→ **DESCRIPTION OF THE TASK**
Determine the number of lines containing the word "感情真挚", and state that figure alone.
◇ ◇ ◇ ◇ ◇ ◇ ◇
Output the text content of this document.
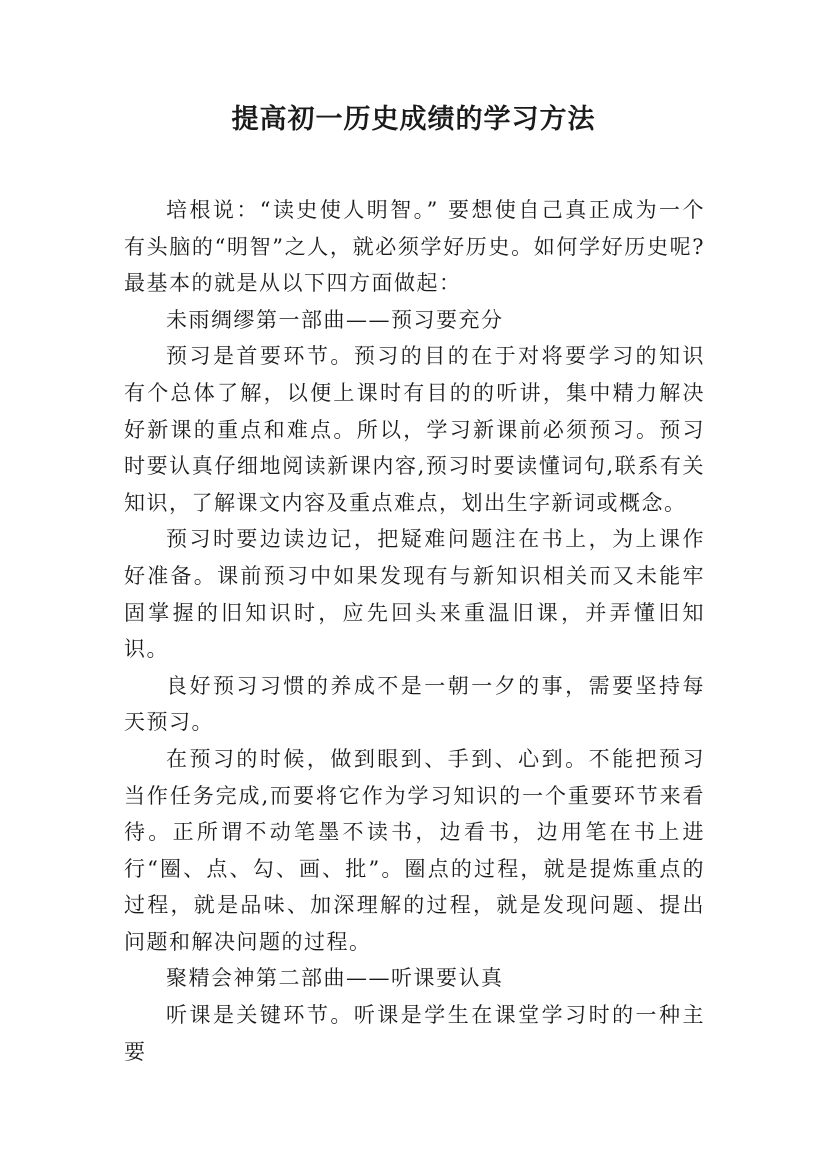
提高初一历史成绩的学习方法

培根说：“读史使人明智。” 要想使自己真正成为一个有头脑的“明智”之人，就必须学好历史。如何学好历史呢?最基本的就是从以下四方面做起：

未雨绸缪第一部曲——预习要充分

预习是首要环节。预习的目的在于对将要学习的知识有个总体了解，以便上课时有目的的听讲，集中精力解决好新课的重点和难点。所以，学习新课前必须预习。预习时要认真仔细地阅读新课内容,预习时要读懂词句,联系有关知识，了解课文内容及重点难点，划出生字新词或概念。

预习时要边读边记，把疑难问题注在书上，为上课作好准备。课前预习中如果发现有与新知识相关而又未能牢固掌握的旧知识时，应先回头来重温旧课，并弄懂旧知识。

良好预习习惯的养成不是一朝一夕的事，需要坚持每天预习。

在预习的时候，做到眼到、手到、心到。不能把预习当作任务完成,而要将它作为学习知识的一个重要环节来看待。正所谓不动笔墨不读书，边看书，边用笔在书上进行“圈、点、勾、画、批”。圈点的过程，就是提炼重点的过程，就是品味、加深理解的过程，就是发现问题、提出问题和解决问题的过程。

聚精会神第二部曲——听课要认真

听课是关键环节。听课是学生在课堂学习时的一种主要
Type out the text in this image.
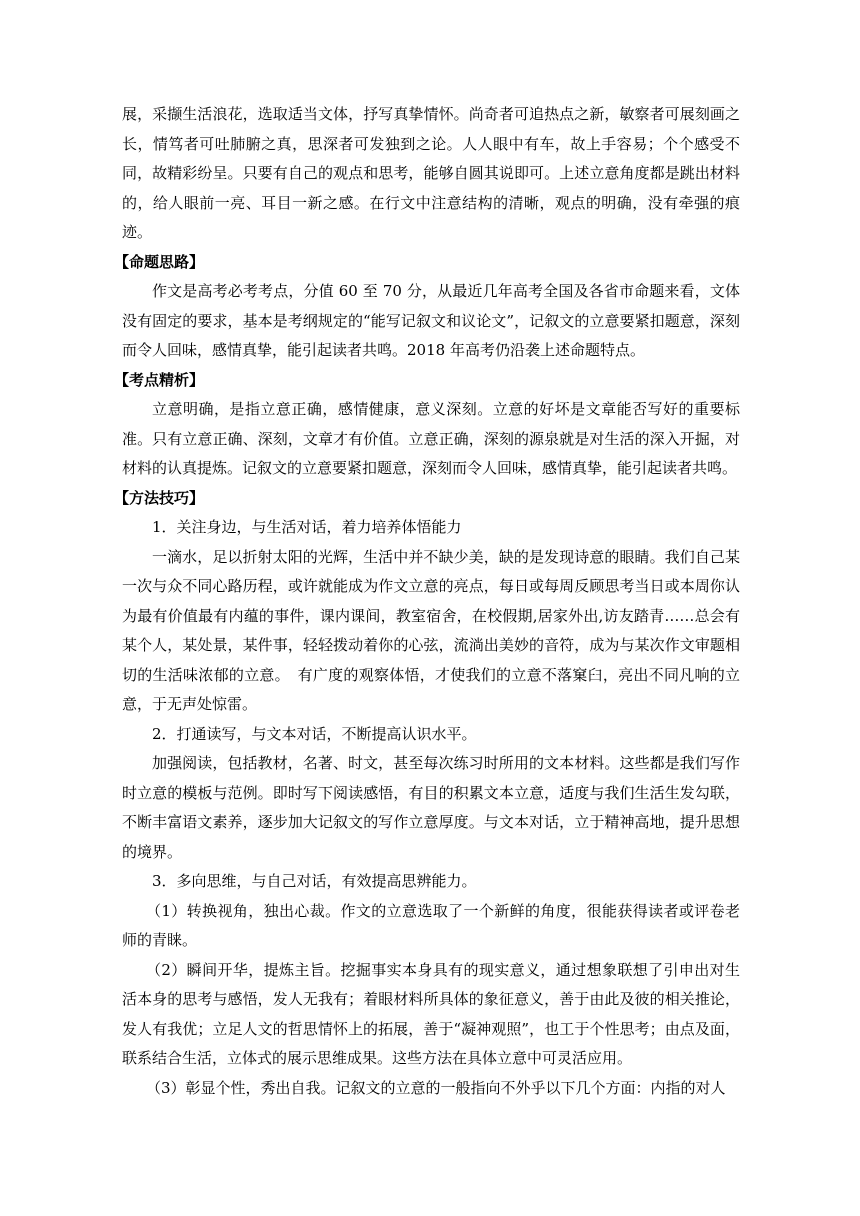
展，采撷生活浪花，选取适当文体，抒写真挚情怀。尚奇者可追热点之新，敏察者可展刻画之长，情笃者可吐肺腑之真，思深者可发独到之论。人人眼中有车，故上手容易；个个感受不同，故精彩纷呈。只要有自己的观点和思考，能够自圆其说即可。上述立意角度都是跳出材料的，给人眼前一亮、耳目一新之感。在行文中注意结构的清晰，观点的明确，没有牵强的痕迹。

【命题思路】

作文是高考必考考点，分值 60 至 70 分，从最近几年高考全国及各省市命题来看，文体没有固定的要求，基本是考纲规定的“能写记叙文和议论文”，记叙文的立意要紧扣题意，深刻而令人回味，感情真挚，能引起读者共鸣。2018 年高考仍沿袭上述命题特点。

【考点精析】

立意明确，是指立意正确，感情健康，意义深刻。立意的好坏是文章能否写好的重要标准。只有立意正确、深刻，文章才有价值。立意正确，深刻的源泉就是对生活的深入开掘，对材料的认真提炼。记叙文的立意要紧扣题意，深刻而令人回味，感情真挚，能引起读者共鸣。

【方法技巧】

1．关注身边，与生活对话，着力培养体悟能力

一滴水，足以折射太阳的光辉，生活中并不缺少美，缺的是发现诗意的眼睛。我们自己某一次与众不同心路历程，或许就能成为作文立意的亮点，每日或每周反顾思考当日或本周你认为最有价值最有内蕴的事件，课内课间，教室宿舍，在校假期,居家外出,访友踏青……总会有某个人，某处景，某件事，轻轻拨动着你的心弦，流淌出美妙的音符，成为与某次作文审题相切的生活味浓郁的立意。　有广度的观察体悟，才使我们的立意不落窠臼，亮出不同凡响的立意，于无声处惊雷。

2．打通读写，与文本对话，不断提高认识水平。

加强阅读，包括教材，名著、时文，甚至每次练习时所用的文本材料。这些都是我们写作时立意的模板与范例。即时写下阅读感悟，有目的积累文本立意，适度与我们生活生发勾联，不断丰富语文素养，逐步加大记叙文的写作立意厚度。与文本对话，立于精神高地，提升思想的境界。

3．多向思维，与自己对话，有效提高思辨能力。

（1）转换视角，独出心裁。作文的立意选取了一个新鲜的角度，很能获得读者或评卷老师的青睐。

（2）瞬间开华，提炼主旨。挖掘事实本身具有的现实意义，通过想象联想了引申出对生活本身的思考与感悟，发人无我有；着眼材料所具体的象征意义，善于由此及彼的相关推论，发人有我优；立足人文的哲思情怀上的拓展，善于“凝神观照”，也工于个性思考；由点及面，联系结合生活，立体式的展示思维成果。这些方法在具体立意中可灵活应用。

（3）彰显个性，秀出自我。记叙文的立意的一般指向不外乎以下几个方面：内指的对人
◇ ◇ ◇ ◇ ◇ ◇ ◇
→ **TASK RESPONSE**
2